§ **What you will do**:
Present the following entries again, word for word and in full.

--- Start Input material ---

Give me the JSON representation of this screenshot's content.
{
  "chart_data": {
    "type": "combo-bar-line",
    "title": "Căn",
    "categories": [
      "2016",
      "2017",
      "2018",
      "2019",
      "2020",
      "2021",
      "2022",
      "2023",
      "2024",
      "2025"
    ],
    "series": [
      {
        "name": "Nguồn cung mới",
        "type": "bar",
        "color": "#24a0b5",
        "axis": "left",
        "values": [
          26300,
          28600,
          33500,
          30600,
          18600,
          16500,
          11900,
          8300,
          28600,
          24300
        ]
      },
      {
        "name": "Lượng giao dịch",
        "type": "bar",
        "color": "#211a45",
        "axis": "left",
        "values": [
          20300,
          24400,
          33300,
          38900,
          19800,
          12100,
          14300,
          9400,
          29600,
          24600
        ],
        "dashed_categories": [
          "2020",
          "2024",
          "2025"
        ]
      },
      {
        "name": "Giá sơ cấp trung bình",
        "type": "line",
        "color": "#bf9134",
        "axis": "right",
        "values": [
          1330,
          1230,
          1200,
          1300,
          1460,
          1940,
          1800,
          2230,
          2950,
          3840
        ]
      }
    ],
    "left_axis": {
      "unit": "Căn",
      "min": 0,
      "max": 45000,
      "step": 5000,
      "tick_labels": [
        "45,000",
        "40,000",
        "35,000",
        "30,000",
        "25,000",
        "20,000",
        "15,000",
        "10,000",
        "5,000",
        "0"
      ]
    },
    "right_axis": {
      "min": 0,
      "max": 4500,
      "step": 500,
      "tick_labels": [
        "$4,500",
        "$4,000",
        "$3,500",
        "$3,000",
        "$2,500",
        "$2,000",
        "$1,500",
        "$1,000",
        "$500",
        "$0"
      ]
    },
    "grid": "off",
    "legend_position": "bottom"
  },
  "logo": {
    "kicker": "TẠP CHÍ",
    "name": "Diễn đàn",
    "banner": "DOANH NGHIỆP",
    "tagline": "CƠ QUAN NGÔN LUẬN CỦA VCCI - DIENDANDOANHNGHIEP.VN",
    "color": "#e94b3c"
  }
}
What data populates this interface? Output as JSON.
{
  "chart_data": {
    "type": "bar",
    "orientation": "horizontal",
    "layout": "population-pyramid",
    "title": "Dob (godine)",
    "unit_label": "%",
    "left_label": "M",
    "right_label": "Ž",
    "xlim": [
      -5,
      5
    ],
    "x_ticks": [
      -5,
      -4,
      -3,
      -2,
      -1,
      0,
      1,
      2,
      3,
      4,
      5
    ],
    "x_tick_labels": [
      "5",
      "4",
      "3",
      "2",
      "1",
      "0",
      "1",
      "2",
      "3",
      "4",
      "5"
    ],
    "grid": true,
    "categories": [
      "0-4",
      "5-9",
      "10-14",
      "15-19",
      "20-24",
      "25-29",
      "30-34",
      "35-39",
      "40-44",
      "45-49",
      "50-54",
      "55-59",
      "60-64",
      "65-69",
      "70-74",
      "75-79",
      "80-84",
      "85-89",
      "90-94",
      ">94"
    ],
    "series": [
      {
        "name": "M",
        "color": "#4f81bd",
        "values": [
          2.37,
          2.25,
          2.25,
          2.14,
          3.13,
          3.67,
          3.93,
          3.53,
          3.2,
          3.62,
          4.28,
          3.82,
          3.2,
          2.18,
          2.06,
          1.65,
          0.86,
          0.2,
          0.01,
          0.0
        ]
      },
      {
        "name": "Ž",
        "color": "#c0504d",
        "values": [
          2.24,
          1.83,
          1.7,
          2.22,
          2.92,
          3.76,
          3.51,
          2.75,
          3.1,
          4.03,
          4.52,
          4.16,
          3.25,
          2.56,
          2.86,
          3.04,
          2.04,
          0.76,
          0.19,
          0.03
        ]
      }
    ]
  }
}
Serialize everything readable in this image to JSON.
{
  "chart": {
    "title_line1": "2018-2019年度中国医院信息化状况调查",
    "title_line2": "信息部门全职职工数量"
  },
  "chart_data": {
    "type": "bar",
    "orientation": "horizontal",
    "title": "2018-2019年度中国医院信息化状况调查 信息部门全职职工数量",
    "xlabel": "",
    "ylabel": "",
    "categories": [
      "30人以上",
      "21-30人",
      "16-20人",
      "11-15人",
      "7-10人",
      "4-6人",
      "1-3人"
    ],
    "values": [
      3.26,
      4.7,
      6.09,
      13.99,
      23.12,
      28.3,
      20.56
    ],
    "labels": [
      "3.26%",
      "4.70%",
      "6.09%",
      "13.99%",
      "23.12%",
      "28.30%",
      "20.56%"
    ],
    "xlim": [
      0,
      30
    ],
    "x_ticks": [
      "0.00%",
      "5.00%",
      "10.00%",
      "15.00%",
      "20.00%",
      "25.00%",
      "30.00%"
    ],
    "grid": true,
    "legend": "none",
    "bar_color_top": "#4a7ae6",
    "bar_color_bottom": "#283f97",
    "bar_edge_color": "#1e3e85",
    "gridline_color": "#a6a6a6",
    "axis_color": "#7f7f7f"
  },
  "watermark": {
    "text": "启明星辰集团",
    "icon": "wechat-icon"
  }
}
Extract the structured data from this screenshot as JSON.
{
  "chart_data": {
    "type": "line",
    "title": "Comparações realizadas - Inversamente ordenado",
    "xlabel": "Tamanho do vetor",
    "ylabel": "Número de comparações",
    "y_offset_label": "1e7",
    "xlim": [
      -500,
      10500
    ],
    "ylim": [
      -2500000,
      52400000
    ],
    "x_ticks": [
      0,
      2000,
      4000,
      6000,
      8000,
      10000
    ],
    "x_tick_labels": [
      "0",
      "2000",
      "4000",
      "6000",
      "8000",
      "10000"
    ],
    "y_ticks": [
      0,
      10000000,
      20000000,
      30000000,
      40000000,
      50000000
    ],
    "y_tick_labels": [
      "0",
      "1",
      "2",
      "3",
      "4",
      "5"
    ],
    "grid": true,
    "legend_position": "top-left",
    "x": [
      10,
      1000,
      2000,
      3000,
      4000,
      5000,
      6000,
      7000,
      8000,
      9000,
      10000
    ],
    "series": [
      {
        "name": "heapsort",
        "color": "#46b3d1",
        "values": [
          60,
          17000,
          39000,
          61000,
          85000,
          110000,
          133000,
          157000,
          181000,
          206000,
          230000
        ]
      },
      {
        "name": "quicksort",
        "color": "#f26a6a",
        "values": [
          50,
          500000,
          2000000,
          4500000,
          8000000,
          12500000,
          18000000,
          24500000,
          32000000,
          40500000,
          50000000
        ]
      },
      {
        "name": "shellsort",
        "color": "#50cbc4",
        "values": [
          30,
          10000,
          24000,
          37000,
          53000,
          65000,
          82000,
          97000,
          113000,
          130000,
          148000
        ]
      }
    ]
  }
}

--- End Input material ---

§ **Solved exercise**:
Give me the JSON representation of this screenshot's content.
{
  "chart_data": {
    "type": "combo-bar-line",
    "title": "Căn",
    "categories": [
      "2016",
      "2017",
      "2018",
      "2019",
      "2020",
      "2021",
      "2022",
      "2023",
      "2024",
      "2025"
    ],
    "series": [
      {
        "name": "Nguồn cung mới",
        "type": "bar",
        "color": "#24a0b5",
        "axis": "left",
        "values": [
          26300,
          28600,
          33500,
          30600,
          18600,
          16500,
          11900,
          8300,
          28600,
          24300
        ]
      },
      {
        "name": "Lượng giao dịch",
        "type": "bar",
        "color": "#211a45",
        "axis": "left",
        "values": [
          20300,
          24400,
          33300,
          38900,
          19800,
          12100,
          14300,
          9400,
          29600,
          24600
        ],
        "dashed_categories": [
          "2020",
          "2024",
          "2025"
        ]
      },
      {
        "name": "Giá sơ cấp trung bình",
        "type": "line",
        "color": "#bf9134",
        "axis": "right",
        "values": [
          1330,
          1230,
          1200,
          1300,
          1460,
          1940,
          1800,
          2230,
          2950,
          3840
        ]
      }
    ],
    "left_axis": {
      "unit": "Căn",
      "min": 0,
      "max": 45000,
      "step": 5000,
      "tick_labels": [
        "45,000",
        "40,000",
        "35,000",
        "30,000",
        "25,000",
        "20,000",
        "15,000",
        "10,000",
        "5,000",
        "0"
      ]
    },
    "right_axis": {
      "min": 0,
      "max": 4500,
      "step": 500,
      "tick_labels": [
        "$4,500",
        "$4,000",
        "$3,500",
        "$3,000",
        "$2,500",
        "$2,000",
        "$1,500",
        "$1,000",
        "$500",
        "$0"
      ]
    },
    "grid": "off",
    "legend_position": "bottom"
  },
  "logo": {
    "kicker": "TẠP CHÍ",
    "name": "Diễn đàn",
    "banner": "DOANH NGHIỆP",
    "tagline": "CƠ QUAN NGÔN LUẬN CỦA VCCI - DIENDANDOANHNGHIEP.VN",
    "color": "#e94b3c"
  }
}
What data populates this interface? Output as JSON.
{
  "chart_data": {
    "type": "bar",
    "orientation": "horizontal",
    "layout": "population-pyramid",
    "title": "Dob (godine)",
    "unit_label": "%",
    "left_label": "M",
    "right_label": "Ž",
    "xlim": [
      -5,
      5
    ],
    "x_ticks": [
      -5,
      -4,
      -3,
      -2,
      -1,
      0,
      1,
      2,
      3,
      4,
      5
    ],
    "x_tick_labels": [
      "5",
      "4",
      "3",
      "2",
      "1",
      "0",
      "1",
      "2",
      "3",
      "4",
      "5"
    ],
    "grid": true,
    "categories": [
      "0-4",
      "5-9",
      "10-14",
      "15-19",
      "20-24",
      "25-29",
      "30-34",
      "35-39",
      "40-44",
      "45-49",
      "50-54",
      "55-59",
      "60-64",
      "65-69",
      "70-74",
      "75-79",
      "80-84",
      "85-89",
      "90-94",
      ">94"
    ],
    "series": [
      {
        "name": "M",
        "color": "#4f81bd",
        "values": [
          2.37,
          2.25,
          2.25,
          2.14,
          3.13,
          3.67,
          3.93,
          3.53,
          3.2,
          3.62,
          4.28,
          3.82,
          3.2,
          2.18,
          2.06,
          1.65,
          0.86,
          0.2,
          0.01,
          0.0
        ]
      },
      {
        "name": "Ž",
        "color": "#c0504d",
        "values": [
          2.24,
          1.83,
          1.7,
          2.22,
          2.92,
          3.76,
          3.51,
          2.75,
          3.1,
          4.03,
          4.52,
          4.16,
          3.25,
          2.56,
          2.86,
          3.04,
          2.04,
          0.76,
          0.19,
          0.03
        ]
      }
    ]
  }
}
Serialize everything readable in this image to JSON.
{
  "chart": {
    "title_line1": "2018-2019年度中国医院信息化状况调查",
    "title_line2": "信息部门全职职工数量"
  },
  "chart_data": {
    "type": "bar",
    "orientation": "horizontal",
    "title": "2018-2019年度中国医院信息化状况调查 信息部门全职职工数量",
    "xlabel": "",
    "ylabel": "",
    "categories": [
      "30人以上",
      "21-30人",
      "16-20人",
      "11-15人",
      "7-10人",
      "4-6人",
      "1-3人"
    ],
    "values": [
      3.26,
      4.7,
      6.09,
      13.99,
      23.12,
      28.3,
      20.56
    ],
    "labels": [
      "3.26%",
      "4.70%",
      "6.09%",
      "13.99%",
      "23.12%",
      "28.30%",
      "20.56%"
    ],
    "xlim": [
      0,
      30
    ],
    "x_ticks": [
      "0.00%",
      "5.00%",
      "10.00%",
      "15.00%",
      "20.00%",
      "25.00%",
      "30.00%"
    ],
    "grid": true,
    "legend": "none",
    "bar_color_top": "#4a7ae6",
    "bar_color_bottom": "#283f97",
    "bar_edge_color": "#1e3e85",
    "gridline_color": "#a6a6a6",
    "axis_color": "#7f7f7f"
  },
  "watermark": {
    "text": "启明星辰集团",
    "icon": "wechat-icon"
  }
}
Extract the structured data from this screenshot as JSON.
{
  "chart_data": {
    "type": "line",
    "title": "Comparações realizadas - Inversamente ordenado",
    "xlabel": "Tamanho do vetor",
    "ylabel": "Número de comparações",
    "y_offset_label": "1e7",
    "xlim": [
      -500,
      10500
    ],
    "ylim": [
      -2500000,
      52400000
    ],
    "x_ticks": [
      0,
      2000,
      4000,
      6000,
      8000,
      10000
    ],
    "x_tick_labels": [
      "0",
      "2000",
      "4000",
      "6000",
      "8000",
      "10000"
    ],
    "y_ticks": [
      0,
      10000000,
      20000000,
      30000000,
      40000000,
      50000000
    ],
    "y_tick_labels": [
      "0",
      "1",
      "2",
      "3",
      "4",
      "5"
    ],
    "grid": true,
    "legend_position": "top-left",
    "x": [
      10,
      1000,
      2000,
      3000,
      4000,
      5000,
      6000,
      7000,
      8000,
      9000,
      10000
    ],
    "series": [
      {
        "name": "heapsort",
        "color": "#46b3d1",
        "values": [
          60,
          17000,
          39000,
          61000,
          85000,
          110000,
          133000,
          157000,
          181000,
          206000,
          230000
        ]
      },
      {
        "name": "quicksort",
        "color": "#f26a6a",
        "values": [
          50,
          500000,
          2000000,
          4500000,
          8000000,
          12500000,
          18000000,
          24500000,
          32000000,
          40500000,
          50000000
        ]
      },
      {
        "name": "shellsort",
        "color": "#50cbc4",
        "values": [
          30,
          10000,
          24000,
          37000,
          53000,
          65000,
          82000,
          97000,
          113000,
          130000,
          148000
        ]
      }
    ]
  }
}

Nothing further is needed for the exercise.